------ MATERIAL FOR THIS TASK
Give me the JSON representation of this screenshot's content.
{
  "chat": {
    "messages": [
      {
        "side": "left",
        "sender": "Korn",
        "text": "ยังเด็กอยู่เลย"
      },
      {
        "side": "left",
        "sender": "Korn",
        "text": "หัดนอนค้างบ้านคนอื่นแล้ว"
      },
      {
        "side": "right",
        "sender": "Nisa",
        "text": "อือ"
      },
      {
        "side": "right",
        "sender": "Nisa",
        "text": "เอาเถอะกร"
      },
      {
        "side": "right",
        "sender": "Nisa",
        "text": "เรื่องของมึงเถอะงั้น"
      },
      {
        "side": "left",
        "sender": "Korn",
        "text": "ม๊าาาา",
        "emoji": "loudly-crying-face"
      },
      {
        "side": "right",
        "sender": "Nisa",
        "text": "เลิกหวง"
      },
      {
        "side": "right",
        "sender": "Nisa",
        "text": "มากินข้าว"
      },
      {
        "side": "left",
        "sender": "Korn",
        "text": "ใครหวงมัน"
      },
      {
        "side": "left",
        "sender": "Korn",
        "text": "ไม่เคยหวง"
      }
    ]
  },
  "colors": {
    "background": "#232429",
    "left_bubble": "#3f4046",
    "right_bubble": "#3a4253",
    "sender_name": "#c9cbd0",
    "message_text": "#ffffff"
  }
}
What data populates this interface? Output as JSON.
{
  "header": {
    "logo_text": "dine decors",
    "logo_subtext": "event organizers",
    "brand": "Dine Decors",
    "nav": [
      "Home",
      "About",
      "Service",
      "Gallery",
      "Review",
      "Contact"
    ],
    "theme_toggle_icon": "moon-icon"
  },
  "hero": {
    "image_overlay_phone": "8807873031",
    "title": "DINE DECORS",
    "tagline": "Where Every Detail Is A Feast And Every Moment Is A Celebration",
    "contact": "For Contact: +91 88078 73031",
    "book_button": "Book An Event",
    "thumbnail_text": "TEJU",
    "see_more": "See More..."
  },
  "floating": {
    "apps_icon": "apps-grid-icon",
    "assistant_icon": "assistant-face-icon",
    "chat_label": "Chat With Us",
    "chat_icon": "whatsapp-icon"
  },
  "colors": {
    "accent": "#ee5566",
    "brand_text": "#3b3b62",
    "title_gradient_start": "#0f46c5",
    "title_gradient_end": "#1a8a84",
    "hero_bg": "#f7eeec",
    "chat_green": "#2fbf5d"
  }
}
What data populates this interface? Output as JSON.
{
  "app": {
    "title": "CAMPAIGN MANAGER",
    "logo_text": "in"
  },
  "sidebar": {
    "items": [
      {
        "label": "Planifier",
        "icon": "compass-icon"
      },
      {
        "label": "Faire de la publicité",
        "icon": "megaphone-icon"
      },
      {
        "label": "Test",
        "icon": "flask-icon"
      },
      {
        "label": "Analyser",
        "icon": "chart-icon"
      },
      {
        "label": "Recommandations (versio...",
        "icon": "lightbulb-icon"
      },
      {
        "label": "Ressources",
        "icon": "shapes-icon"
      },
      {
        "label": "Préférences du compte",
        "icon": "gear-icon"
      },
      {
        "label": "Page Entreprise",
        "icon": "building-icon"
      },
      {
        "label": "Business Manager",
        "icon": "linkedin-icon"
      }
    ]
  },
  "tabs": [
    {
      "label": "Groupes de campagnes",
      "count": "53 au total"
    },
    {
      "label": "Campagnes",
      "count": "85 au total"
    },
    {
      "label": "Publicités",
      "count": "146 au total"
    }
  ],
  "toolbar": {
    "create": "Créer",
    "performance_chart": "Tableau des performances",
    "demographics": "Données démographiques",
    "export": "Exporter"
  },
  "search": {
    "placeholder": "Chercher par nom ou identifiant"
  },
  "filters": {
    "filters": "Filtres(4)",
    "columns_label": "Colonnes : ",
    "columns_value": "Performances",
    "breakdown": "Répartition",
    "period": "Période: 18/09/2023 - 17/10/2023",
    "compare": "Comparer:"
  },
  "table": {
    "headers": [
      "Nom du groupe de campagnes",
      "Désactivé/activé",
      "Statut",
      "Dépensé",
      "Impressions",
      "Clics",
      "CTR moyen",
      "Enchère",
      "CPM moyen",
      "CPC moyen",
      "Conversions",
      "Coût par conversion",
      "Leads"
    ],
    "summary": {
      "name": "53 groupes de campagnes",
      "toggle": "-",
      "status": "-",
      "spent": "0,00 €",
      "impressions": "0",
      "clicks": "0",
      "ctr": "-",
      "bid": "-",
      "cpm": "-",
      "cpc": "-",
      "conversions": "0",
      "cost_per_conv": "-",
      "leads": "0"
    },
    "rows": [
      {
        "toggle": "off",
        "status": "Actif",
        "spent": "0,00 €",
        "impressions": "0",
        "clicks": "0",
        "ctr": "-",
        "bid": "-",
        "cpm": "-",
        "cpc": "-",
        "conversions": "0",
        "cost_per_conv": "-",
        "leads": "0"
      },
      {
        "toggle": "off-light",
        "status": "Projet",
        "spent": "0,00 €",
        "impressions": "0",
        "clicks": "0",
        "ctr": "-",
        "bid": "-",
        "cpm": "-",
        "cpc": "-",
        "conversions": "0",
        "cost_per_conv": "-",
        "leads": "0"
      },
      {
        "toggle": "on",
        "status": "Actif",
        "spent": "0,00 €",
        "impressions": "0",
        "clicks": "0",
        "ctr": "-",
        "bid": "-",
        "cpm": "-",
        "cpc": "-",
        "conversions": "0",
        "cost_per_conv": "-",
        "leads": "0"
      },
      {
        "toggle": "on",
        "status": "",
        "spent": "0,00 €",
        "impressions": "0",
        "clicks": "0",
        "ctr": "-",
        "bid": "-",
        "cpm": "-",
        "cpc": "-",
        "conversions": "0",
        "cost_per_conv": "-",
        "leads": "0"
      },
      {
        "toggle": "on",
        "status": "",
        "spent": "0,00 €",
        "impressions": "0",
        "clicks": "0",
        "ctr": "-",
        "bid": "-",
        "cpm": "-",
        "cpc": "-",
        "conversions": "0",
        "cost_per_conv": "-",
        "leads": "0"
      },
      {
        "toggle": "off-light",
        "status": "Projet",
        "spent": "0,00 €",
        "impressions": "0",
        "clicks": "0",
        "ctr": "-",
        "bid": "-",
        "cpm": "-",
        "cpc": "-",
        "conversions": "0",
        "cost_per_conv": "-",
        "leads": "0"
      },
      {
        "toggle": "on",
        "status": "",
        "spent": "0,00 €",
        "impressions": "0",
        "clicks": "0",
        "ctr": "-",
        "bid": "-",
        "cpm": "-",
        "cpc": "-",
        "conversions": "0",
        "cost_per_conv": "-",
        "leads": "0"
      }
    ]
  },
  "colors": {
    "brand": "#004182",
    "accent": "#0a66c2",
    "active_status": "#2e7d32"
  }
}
------------
# [SET TASK]
Exactly reproduce every record.

# [SOLVED PROBLEM]
Give me the JSON representation of this screenshot's content.
{
  "chat": {
    "messages": [
      {
        "side": "left",
        "sender": "Korn",
        "text": "ยังเด็กอยู่เลย"
      },
      {
        "side": "left",
        "sender": "Korn",
        "text": "หัดนอนค้างบ้านคนอื่นแล้ว"
      },
      {
        "side": "right",
        "sender": "Nisa",
        "text": "อือ"
      },
      {
        "side": "right",
        "sender": "Nisa",
        "text": "เอาเถอะกร"
      },
      {
        "side": "right",
        "sender": "Nisa",
        "text": "เรื่องของมึงเถอะงั้น"
      },
      {
        "side": "left",
        "sender": "Korn",
        "text": "ม๊าาาา",
        "emoji": "loudly-crying-face"
      },
      {
        "side": "right",
        "sender": "Nisa",
        "text": "เลิกหวง"
      },
      {
        "side": "right",
        "sender": "Nisa",
        "text": "มากินข้าว"
      },
      {
        "side": "left",
        "sender": "Korn",
        "text": "ใครหวงมัน"
      },
      {
        "side": "left",
        "sender": "Korn",
        "text": "ไม่เคยหวง"
      }
    ]
  },
  "colors": {
    "background": "#232429",
    "left_bubble": "#3f4046",
    "right_bubble": "#3a4253",
    "sender_name": "#c9cbd0",
    "message_text": "#ffffff"
  }
}
What data populates this interface? Output as JSON.
{
  "header": {
    "logo_text": "dine decors",
    "logo_subtext": "event organizers",
    "brand": "Dine Decors",
    "nav": [
      "Home",
      "About",
      "Service",
      "Gallery",
      "Review",
      "Contact"
    ],
    "theme_toggle_icon": "moon-icon"
  },
  "hero": {
    "image_overlay_phone": "8807873031",
    "title": "DINE DECORS",
    "tagline": "Where Every Detail Is A Feast And Every Moment Is A Celebration",
    "contact": "For Contact: +91 88078 73031",
    "book_button": "Book An Event",
    "thumbnail_text": "TEJU",
    "see_more": "See More..."
  },
  "floating": {
    "apps_icon": "apps-grid-icon",
    "assistant_icon": "assistant-face-icon",
    "chat_label": "Chat With Us",
    "chat_icon": "whatsapp-icon"
  },
  "colors": {
    "accent": "#ee5566",
    "brand_text": "#3b3b62",
    "title_gradient_start": "#0f46c5",
    "title_gradient_end": "#1a8a84",
    "hero_bg": "#f7eeec",
    "chat_green": "#2fbf5d"
  }
}
What data populates this interface? Output as JSON.
{
  "app": {
    "title": "CAMPAIGN MANAGER",
    "logo_text": "in"
  },
  "sidebar": {
    "items": [
      {
        "label": "Planifier",
        "icon": "compass-icon"
      },
      {
        "label": "Faire de la publicité",
        "icon": "megaphone-icon"
      },
      {
        "label": "Test",
        "icon": "flask-icon"
      },
      {
        "label": "Analyser",
        "icon": "chart-icon"
      },
      {
        "label": "Recommandations (versio...",
        "icon": "lightbulb-icon"
      },
      {
        "label": "Ressources",
        "icon": "shapes-icon"
      },
      {
        "label": "Préférences du compte",
        "icon": "gear-icon"
      },
      {
        "label": "Page Entreprise",
        "icon": "building-icon"
      },
      {
        "label": "Business Manager",
        "icon": "linkedin-icon"
      }
    ]
  },
  "tabs": [
    {
      "label": "Groupes de campagnes",
      "count": "53 au total"
    },
    {
      "label": "Campagnes",
      "count": "85 au total"
    },
    {
      "label": "Publicités",
      "count": "146 au total"
    }
  ],
  "toolbar": {
    "create": "Créer",
    "performance_chart": "Tableau des performances",
    "demographics": "Données démographiques",
    "export": "Exporter"
  },
  "search": {
    "placeholder": "Chercher par nom ou identifiant"
  },
  "filters": {
    "filters": "Filtres(4)",
    "columns_label": "Colonnes : ",
    "columns_value": "Performances",
    "breakdown": "Répartition",
    "period": "Période: 18/09/2023 - 17/10/2023",
    "compare": "Comparer:"
  },
  "table": {
    "headers": [
      "Nom du groupe de campagnes",
      "Désactivé/activé",
      "Statut",
      "Dépensé",
      "Impressions",
      "Clics",
      "CTR moyen",
      "Enchère",
      "CPM moyen",
      "CPC moyen",
      "Conversions",
      "Coût par conversion",
      "Leads"
    ],
    "summary": {
      "name": "53 groupes de campagnes",
      "toggle": "-",
      "status": "-",
      "spent": "0,00 €",
      "impressions": "0",
      "clicks": "0",
      "ctr": "-",
      "bid": "-",
      "cpm": "-",
      "cpc": "-",
      "conversions": "0",
      "cost_per_conv": "-",
      "leads": "0"
    },
    "rows": [
      {
        "toggle": "off",
        "status": "Actif",
        "spent": "0,00 €",
        "impressions": "0",
        "clicks": "0",
        "ctr": "-",
        "bid": "-",
        "cpm": "-",
        "cpc": "-",
        "conversions": "0",
        "cost_per_conv": "-",
        "leads": "0"
      },
      {
        "toggle": "off-light",
        "status": "Projet",
        "spent": "0,00 €",
        "impressions": "0",
        "clicks": "0",
        "ctr": "-",
        "bid": "-",
        "cpm": "-",
        "cpc": "-",
        "conversions": "0",
        "cost_per_conv": "-",
        "leads": "0"
      },
      {
        "toggle": "on",
        "status": "Actif",
        "spent": "0,00 €",
        "impressions": "0",
        "clicks": "0",
        "ctr": "-",
        "bid": "-",
        "cpm": "-",
        "cpc": "-",
        "conversions": "0",
        "cost_per_conv": "-",
        "leads": "0"
      },
      {
        "toggle": "on",
        "status": "",
        "spent": "0,00 €",
        "impressions": "0",
        "clicks": "0",
        "ctr": "-",
        "bid": "-",
        "cpm": "-",
        "cpc": "-",
        "conversions": "0",
        "cost_per_conv": "-",
        "leads": "0"
      },
      {
        "toggle": "on",
        "status": "",
        "spent": "0,00 €",
        "impressions": "0",
        "clicks": "0",
        "ctr": "-",
        "bid": "-",
        "cpm": "-",
        "cpc": "-",
        "conversions": "0",
        "cost_per_conv": "-",
        "leads": "0"
      },
      {
        "toggle": "off-light",
        "status": "Projet",
        "spent": "0,00 €",
        "impressions": "0",
        "clicks": "0",
        "ctr": "-",
        "bid": "-",
        "cpm": "-",
        "cpc": "-",
        "conversions": "0",
        "cost_per_conv": "-",
        "leads": "0"
      },
      {
        "toggle": "on",
        "status": "",
        "spent": "0,00 €",
        "impressions": "0",
        "clicks": "0",
        "ctr": "-",
        "bid": "-",
        "cpm": "-",
        "cpc": "-",
        "conversions": "0",
        "cost_per_conv": "-",
        "leads": "0"
      }
    ]
  },
  "colors": {
    "brand": "#004182",
    "accent": "#0a66c2",
    "active_status": "#2e7d32"
  }
}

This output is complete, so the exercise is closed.